§ **REQUIREMENT**:
Report how many lines contain "default". Give the number and nothing else.
Start of SUPPLIED DATA
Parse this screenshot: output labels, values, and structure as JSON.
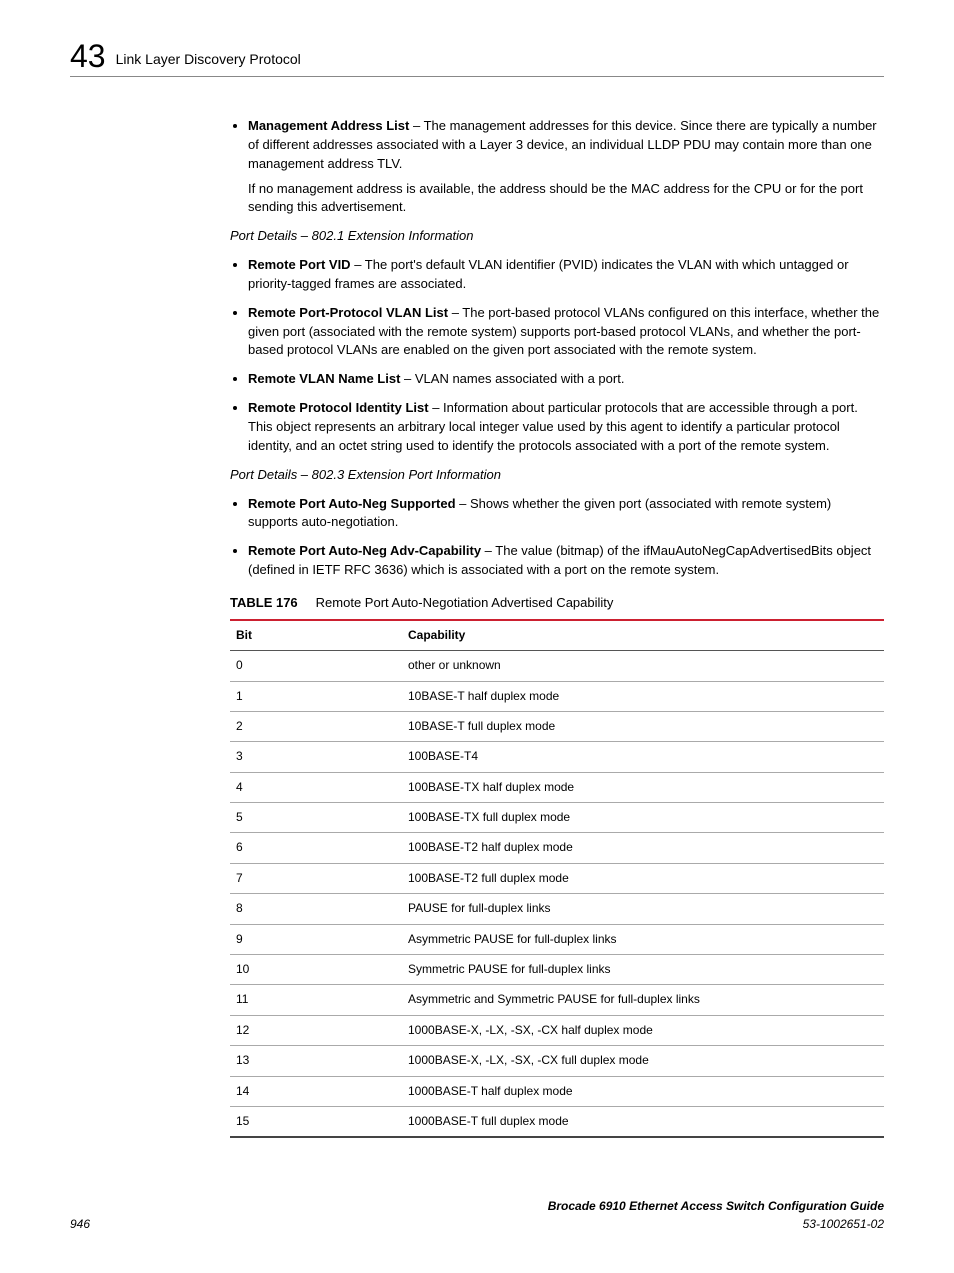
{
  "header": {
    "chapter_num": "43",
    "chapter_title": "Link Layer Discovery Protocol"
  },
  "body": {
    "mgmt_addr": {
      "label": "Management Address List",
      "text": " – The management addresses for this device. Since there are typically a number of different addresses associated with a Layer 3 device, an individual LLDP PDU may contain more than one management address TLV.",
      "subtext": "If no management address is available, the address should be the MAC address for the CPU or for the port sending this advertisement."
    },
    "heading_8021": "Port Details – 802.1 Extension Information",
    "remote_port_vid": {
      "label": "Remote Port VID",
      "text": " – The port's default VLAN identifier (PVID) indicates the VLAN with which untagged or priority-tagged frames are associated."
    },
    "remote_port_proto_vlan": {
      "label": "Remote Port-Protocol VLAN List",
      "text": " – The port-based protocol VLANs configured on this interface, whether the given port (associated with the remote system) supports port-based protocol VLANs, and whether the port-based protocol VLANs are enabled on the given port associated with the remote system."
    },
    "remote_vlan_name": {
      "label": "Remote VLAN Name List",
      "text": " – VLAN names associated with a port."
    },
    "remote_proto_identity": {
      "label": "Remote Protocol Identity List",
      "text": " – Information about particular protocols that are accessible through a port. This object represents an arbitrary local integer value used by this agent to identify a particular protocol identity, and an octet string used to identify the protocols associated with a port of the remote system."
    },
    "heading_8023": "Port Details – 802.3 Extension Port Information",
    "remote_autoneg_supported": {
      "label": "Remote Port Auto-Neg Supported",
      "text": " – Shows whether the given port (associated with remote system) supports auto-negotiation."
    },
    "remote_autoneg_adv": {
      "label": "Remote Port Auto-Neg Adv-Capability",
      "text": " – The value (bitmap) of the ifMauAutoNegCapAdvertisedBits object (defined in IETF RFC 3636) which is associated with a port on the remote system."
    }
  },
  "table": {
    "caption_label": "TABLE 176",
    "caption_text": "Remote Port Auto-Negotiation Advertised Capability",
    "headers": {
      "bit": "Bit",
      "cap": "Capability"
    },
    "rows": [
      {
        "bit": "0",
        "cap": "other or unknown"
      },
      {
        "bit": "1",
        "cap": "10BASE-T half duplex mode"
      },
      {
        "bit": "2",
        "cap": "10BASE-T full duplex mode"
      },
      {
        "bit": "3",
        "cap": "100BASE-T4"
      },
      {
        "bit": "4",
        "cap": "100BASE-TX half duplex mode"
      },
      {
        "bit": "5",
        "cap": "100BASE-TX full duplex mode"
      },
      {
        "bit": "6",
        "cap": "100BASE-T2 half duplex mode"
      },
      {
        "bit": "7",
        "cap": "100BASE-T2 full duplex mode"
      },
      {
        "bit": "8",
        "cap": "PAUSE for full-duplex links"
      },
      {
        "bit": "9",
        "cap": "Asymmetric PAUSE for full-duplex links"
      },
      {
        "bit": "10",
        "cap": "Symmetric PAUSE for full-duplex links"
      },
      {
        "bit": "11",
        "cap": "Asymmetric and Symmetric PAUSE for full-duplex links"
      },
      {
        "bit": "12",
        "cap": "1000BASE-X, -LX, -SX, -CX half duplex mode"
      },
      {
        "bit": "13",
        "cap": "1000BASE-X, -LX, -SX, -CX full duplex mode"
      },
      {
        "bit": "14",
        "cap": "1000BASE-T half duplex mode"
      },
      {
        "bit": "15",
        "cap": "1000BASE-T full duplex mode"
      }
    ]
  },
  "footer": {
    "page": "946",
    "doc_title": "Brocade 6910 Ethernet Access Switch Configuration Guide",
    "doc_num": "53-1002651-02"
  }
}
End of SUPPLIED DATA
Start of SUPPLIED DATA
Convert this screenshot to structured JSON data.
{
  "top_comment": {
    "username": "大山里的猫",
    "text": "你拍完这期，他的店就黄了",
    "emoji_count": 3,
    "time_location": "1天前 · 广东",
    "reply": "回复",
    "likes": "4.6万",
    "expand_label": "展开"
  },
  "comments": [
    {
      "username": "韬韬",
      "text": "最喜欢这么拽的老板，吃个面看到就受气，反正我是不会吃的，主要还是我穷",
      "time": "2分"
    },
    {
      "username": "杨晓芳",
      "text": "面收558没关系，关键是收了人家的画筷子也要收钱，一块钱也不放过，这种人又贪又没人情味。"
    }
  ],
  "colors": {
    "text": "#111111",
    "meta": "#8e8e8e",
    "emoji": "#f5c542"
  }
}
End of SUPPLIED DATA
Start of SUPPLIED DATA
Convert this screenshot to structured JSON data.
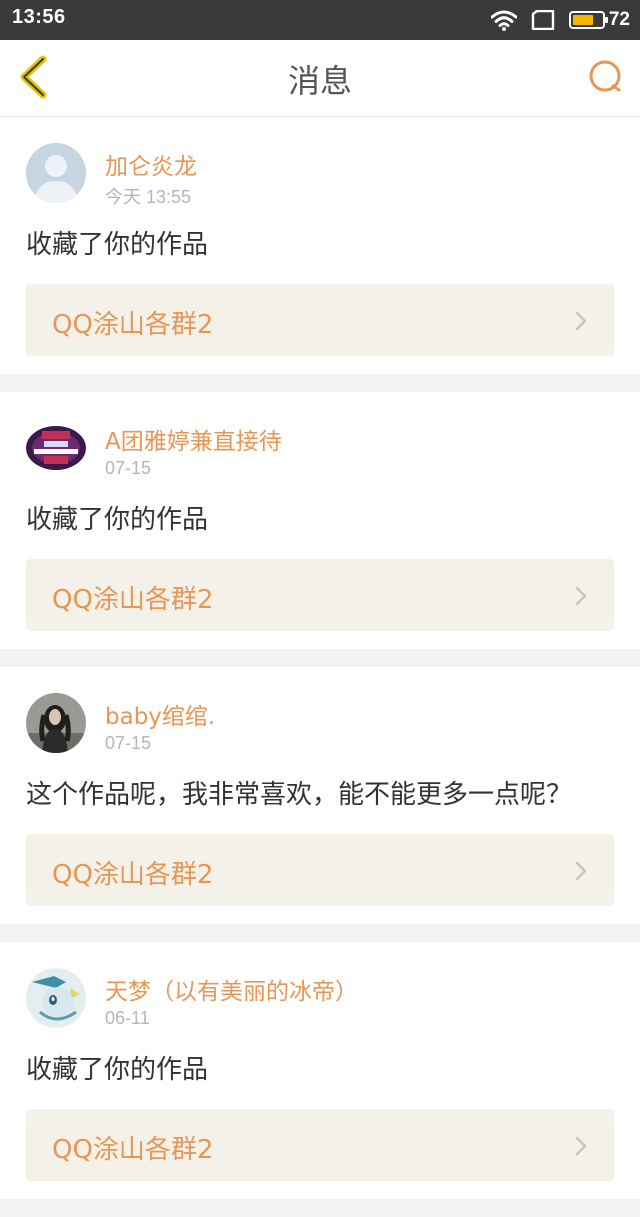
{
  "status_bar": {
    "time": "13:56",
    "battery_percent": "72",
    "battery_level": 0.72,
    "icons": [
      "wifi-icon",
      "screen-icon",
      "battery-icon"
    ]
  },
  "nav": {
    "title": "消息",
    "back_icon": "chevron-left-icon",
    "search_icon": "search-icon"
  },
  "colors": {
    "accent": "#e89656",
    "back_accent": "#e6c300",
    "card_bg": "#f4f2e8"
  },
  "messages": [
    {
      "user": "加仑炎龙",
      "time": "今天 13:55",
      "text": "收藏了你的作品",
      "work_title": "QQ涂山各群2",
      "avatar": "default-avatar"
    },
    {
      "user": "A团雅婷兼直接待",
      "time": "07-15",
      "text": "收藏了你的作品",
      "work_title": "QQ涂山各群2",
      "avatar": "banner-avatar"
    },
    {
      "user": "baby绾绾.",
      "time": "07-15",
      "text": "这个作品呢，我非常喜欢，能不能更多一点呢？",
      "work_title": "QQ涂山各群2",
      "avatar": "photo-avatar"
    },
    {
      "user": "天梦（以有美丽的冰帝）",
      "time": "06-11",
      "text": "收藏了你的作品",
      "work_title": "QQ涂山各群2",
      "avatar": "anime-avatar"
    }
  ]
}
End of SUPPLIED DATA
§ **WORKED ANSWER**:
2